Print every line of the following records verbatim, keeping each one unchanged and in its original order.

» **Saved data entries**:

• • • • • • •

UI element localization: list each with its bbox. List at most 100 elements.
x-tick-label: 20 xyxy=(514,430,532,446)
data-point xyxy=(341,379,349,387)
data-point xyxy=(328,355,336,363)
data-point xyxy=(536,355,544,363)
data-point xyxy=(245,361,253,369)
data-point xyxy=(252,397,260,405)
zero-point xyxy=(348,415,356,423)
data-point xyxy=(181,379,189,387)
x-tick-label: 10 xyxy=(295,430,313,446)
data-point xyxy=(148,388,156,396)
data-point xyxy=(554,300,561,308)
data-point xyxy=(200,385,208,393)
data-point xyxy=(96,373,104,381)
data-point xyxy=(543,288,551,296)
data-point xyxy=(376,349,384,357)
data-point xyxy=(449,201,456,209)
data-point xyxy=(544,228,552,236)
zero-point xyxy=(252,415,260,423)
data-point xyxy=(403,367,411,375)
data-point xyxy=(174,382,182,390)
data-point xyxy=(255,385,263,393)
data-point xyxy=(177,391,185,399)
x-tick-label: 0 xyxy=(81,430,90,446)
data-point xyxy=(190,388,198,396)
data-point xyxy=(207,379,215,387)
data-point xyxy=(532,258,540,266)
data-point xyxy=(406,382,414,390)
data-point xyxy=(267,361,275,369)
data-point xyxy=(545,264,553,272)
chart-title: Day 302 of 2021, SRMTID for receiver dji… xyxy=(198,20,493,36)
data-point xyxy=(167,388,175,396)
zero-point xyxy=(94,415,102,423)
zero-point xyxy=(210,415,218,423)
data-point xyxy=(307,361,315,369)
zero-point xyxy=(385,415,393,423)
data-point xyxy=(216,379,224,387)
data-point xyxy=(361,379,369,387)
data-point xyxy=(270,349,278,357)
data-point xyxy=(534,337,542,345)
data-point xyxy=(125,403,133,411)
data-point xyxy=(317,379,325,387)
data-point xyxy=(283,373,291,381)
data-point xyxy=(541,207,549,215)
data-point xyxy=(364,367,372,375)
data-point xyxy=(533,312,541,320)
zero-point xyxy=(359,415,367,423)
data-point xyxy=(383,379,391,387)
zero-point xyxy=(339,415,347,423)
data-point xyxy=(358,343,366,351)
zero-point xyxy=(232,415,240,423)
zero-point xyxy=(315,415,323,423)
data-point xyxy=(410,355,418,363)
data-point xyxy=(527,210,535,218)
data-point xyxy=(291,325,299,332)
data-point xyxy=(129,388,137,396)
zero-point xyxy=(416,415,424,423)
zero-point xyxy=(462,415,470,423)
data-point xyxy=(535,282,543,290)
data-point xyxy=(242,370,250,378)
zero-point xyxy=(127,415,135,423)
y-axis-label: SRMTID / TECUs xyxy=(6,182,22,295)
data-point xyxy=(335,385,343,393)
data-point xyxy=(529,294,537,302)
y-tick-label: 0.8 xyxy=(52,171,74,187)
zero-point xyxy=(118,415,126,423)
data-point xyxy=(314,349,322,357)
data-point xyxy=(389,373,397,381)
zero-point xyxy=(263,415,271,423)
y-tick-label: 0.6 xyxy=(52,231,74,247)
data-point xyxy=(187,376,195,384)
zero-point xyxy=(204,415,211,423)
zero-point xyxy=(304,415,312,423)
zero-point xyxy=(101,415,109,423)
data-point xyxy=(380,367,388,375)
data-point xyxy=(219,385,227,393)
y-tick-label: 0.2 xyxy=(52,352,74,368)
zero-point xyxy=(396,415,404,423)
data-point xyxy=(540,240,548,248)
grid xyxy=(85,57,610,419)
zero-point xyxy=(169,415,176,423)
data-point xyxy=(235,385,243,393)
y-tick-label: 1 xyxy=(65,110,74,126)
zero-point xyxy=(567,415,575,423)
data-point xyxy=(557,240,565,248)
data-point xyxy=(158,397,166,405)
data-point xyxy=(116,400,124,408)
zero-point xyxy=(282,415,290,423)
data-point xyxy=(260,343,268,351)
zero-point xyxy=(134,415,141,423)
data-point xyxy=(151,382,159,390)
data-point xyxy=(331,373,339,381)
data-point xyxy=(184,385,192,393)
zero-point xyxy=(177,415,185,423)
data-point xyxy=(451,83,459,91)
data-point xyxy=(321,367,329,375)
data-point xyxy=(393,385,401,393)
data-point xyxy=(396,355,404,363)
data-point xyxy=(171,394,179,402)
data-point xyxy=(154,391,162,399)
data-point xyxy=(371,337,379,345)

• • • • • • •

» **OUTPUT FOR THIS TASK**:
UI element localization: list each with its bbox. List at most 100 elements.
x-tick-label: 20 xyxy=(514,430,532,446)
data-point xyxy=(341,379,349,387)
data-point xyxy=(328,355,336,363)
data-point xyxy=(536,355,544,363)
data-point xyxy=(245,361,253,369)
data-point xyxy=(252,397,260,405)
zero-point xyxy=(348,415,356,423)
data-point xyxy=(181,379,189,387)
x-tick-label: 10 xyxy=(295,430,313,446)
data-point xyxy=(148,388,156,396)
data-point xyxy=(554,300,561,308)
data-point xyxy=(200,385,208,393)
data-point xyxy=(96,373,104,381)
data-point xyxy=(543,288,551,296)
data-point xyxy=(376,349,384,357)
data-point xyxy=(449,201,456,209)
data-point xyxy=(544,228,552,236)
zero-point xyxy=(252,415,260,423)
data-point xyxy=(403,367,411,375)
data-point xyxy=(174,382,182,390)
data-point xyxy=(255,385,263,393)
data-point xyxy=(177,391,185,399)
x-tick-label: 0 xyxy=(81,430,90,446)
data-point xyxy=(190,388,198,396)
data-point xyxy=(207,379,215,387)
data-point xyxy=(532,258,540,266)
data-point xyxy=(406,382,414,390)
data-point xyxy=(267,361,275,369)
data-point xyxy=(545,264,553,272)
chart-title: Day 302 of 2021, SRMTID for receiver dji… xyxy=(198,20,493,36)
data-point xyxy=(167,388,175,396)
zero-point xyxy=(94,415,102,423)
zero-point xyxy=(210,415,218,423)
data-point xyxy=(307,361,315,369)
zero-point xyxy=(385,415,393,423)
data-point xyxy=(216,379,224,387)
data-point xyxy=(361,379,369,387)
data-point xyxy=(270,349,278,357)
data-point xyxy=(534,337,542,345)
data-point xyxy=(125,403,133,411)
data-point xyxy=(317,379,325,387)
data-point xyxy=(283,373,291,381)
data-point xyxy=(541,207,549,215)
data-point xyxy=(364,367,372,375)
data-point xyxy=(533,312,541,320)
zero-point xyxy=(359,415,367,423)
data-point xyxy=(383,379,391,387)
zero-point xyxy=(339,415,347,423)
data-point xyxy=(358,343,366,351)
zero-point xyxy=(232,415,240,423)
zero-point xyxy=(315,415,323,423)
data-point xyxy=(410,355,418,363)
data-point xyxy=(527,210,535,218)
data-point xyxy=(291,325,299,332)
data-point xyxy=(129,388,137,396)
zero-point xyxy=(416,415,424,423)
zero-point xyxy=(462,415,470,423)
data-point xyxy=(535,282,543,290)
data-point xyxy=(242,370,250,378)
zero-point xyxy=(127,415,135,423)
y-axis-label: SRMTID / TECUs xyxy=(6,182,22,295)
data-point xyxy=(335,385,343,393)
data-point xyxy=(529,294,537,302)
y-tick-label: 0.8 xyxy=(52,171,74,187)
zero-point xyxy=(118,415,126,423)
data-point xyxy=(314,349,322,357)
data-point xyxy=(389,373,397,381)
zero-point xyxy=(263,415,271,423)
y-tick-label: 0.6 xyxy=(52,231,74,247)
data-point xyxy=(187,376,195,384)
zero-point xyxy=(204,415,211,423)
zero-point xyxy=(304,415,312,423)
zero-point xyxy=(101,415,109,423)
data-point xyxy=(380,367,388,375)
data-point xyxy=(219,385,227,393)
y-tick-label: 0.2 xyxy=(52,352,74,368)
zero-point xyxy=(396,415,404,423)
data-point xyxy=(540,240,548,248)
grid xyxy=(85,57,610,419)
zero-point xyxy=(169,415,176,423)
data-point xyxy=(235,385,243,393)
y-tick-label: 1 xyxy=(65,110,74,126)
zero-point xyxy=(567,415,575,423)
data-point xyxy=(557,240,565,248)
data-point xyxy=(158,397,166,405)
data-point xyxy=(116,400,124,408)
zero-point xyxy=(282,415,290,423)
data-point xyxy=(260,343,268,351)
zero-point xyxy=(134,415,141,423)
data-point xyxy=(151,382,159,390)
data-point xyxy=(331,373,339,381)
data-point xyxy=(184,385,192,393)
zero-point xyxy=(177,415,185,423)
data-point xyxy=(451,83,459,91)
data-point xyxy=(321,367,329,375)
data-point xyxy=(393,385,401,393)
data-point xyxy=(396,355,404,363)
data-point xyxy=(171,394,179,402)
data-point xyxy=(154,391,162,399)
data-point xyxy=(371,337,379,345)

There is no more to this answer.